***** SUPPLIED MATERIAL *****
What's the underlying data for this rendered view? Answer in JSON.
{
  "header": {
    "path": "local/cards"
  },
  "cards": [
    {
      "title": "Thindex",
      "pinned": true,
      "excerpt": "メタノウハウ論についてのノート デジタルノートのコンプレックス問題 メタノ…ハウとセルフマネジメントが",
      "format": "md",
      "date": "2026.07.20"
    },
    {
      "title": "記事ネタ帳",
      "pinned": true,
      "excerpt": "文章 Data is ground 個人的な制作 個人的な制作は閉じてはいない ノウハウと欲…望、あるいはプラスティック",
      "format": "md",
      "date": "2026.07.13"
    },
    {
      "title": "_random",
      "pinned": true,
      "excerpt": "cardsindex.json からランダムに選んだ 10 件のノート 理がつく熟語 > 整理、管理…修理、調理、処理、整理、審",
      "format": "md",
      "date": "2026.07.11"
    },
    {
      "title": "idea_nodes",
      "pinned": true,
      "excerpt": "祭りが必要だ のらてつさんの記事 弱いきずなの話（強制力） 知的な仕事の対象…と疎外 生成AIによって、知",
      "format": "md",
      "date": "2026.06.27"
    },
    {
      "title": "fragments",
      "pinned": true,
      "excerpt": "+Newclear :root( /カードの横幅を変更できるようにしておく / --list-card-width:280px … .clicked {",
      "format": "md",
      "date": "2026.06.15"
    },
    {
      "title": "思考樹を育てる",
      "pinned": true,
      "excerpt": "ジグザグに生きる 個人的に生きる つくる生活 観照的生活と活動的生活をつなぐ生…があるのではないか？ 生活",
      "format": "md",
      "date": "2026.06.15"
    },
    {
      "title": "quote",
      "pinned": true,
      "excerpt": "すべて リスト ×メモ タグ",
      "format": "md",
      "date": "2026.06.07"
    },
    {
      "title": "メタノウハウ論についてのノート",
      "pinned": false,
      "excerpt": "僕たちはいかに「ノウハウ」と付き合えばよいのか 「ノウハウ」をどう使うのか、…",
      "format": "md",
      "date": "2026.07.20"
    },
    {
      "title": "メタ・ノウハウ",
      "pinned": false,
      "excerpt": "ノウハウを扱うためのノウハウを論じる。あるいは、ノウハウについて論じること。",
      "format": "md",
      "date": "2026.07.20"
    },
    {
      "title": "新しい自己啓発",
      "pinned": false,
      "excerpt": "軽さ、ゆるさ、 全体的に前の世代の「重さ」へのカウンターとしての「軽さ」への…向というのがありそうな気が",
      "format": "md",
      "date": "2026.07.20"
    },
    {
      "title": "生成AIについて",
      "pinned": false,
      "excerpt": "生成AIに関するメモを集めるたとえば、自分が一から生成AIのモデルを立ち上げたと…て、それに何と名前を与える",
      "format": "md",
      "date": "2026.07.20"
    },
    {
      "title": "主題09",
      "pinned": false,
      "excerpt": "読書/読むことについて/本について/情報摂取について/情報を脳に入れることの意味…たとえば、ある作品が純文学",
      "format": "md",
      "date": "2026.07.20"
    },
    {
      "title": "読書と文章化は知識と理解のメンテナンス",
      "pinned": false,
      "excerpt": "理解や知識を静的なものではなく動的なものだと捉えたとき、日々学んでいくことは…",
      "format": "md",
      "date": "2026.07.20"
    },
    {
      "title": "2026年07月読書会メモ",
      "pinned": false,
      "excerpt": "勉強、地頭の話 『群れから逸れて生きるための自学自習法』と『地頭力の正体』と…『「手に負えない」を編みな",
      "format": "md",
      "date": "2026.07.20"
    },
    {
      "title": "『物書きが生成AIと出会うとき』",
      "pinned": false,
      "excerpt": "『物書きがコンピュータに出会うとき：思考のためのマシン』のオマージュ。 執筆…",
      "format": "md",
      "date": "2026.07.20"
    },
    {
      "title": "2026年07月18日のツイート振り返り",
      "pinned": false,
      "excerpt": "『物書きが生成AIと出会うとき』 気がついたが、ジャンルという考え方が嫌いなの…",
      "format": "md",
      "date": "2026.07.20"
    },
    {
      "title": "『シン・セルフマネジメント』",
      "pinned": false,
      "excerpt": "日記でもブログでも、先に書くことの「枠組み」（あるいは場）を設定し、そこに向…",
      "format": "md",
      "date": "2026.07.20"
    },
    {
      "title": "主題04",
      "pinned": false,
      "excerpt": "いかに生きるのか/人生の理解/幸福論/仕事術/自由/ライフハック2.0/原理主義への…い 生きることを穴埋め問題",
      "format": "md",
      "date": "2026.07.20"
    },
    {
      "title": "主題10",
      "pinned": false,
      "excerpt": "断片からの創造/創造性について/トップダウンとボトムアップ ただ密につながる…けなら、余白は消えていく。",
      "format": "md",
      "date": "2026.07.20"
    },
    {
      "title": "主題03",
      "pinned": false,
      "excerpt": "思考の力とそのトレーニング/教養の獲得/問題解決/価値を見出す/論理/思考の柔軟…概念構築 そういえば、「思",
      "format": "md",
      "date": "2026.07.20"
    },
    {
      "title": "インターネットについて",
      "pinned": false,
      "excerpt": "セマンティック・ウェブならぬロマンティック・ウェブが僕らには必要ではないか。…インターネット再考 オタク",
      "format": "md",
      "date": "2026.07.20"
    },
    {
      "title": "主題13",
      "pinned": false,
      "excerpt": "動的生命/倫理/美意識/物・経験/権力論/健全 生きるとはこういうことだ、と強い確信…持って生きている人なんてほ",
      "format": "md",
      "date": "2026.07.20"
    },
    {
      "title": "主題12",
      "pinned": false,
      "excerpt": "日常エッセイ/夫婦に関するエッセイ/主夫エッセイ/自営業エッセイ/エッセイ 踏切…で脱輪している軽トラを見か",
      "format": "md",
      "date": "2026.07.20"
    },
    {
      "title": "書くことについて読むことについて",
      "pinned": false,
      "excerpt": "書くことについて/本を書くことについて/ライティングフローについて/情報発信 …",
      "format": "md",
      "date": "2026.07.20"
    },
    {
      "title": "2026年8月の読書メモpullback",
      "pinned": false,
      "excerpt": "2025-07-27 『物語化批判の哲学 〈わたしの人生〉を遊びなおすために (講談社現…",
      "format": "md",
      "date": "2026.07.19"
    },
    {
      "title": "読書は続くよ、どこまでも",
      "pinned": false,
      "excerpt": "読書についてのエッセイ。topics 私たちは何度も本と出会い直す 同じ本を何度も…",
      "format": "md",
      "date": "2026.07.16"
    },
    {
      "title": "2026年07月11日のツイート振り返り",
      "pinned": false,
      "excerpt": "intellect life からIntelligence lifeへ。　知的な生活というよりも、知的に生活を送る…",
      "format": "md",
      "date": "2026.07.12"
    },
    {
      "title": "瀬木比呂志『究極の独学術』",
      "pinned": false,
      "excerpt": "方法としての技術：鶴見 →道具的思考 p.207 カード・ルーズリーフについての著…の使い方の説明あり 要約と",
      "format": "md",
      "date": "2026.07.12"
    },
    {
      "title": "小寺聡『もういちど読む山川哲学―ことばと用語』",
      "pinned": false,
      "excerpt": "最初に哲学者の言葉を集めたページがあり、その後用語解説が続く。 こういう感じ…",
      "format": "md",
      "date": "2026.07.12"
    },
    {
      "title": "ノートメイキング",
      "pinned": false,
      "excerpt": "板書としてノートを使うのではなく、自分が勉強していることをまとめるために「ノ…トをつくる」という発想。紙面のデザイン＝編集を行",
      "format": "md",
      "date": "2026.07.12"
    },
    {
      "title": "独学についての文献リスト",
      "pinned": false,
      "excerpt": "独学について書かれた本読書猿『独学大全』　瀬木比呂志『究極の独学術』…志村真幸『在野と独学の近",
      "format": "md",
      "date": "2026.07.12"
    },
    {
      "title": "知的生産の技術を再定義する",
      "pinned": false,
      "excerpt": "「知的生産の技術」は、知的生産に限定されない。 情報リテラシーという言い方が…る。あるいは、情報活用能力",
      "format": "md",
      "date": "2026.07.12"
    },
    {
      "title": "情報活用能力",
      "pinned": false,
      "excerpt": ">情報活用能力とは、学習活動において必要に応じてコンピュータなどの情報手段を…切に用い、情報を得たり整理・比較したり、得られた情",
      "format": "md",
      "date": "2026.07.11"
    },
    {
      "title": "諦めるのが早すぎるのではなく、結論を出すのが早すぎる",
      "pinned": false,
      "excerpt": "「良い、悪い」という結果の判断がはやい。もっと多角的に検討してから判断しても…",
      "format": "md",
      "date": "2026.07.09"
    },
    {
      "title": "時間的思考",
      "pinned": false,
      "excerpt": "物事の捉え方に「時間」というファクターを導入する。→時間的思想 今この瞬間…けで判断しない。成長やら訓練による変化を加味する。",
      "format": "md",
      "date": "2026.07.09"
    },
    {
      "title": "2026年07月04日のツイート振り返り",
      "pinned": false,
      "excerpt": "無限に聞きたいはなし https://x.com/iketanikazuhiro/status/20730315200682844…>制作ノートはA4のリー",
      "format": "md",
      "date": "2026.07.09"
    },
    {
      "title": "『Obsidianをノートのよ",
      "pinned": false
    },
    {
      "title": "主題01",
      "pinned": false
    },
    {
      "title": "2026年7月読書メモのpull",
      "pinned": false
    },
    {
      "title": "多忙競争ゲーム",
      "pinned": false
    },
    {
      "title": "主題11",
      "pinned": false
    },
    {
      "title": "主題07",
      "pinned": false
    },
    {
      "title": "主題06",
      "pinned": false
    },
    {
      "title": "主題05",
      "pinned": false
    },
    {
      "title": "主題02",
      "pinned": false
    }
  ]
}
*****
EXERCISE BRIEF – Report the number of lines in the listing where the string "瀬木比呂志" appears, and nothing besides.

WRITTEN REPLY – 2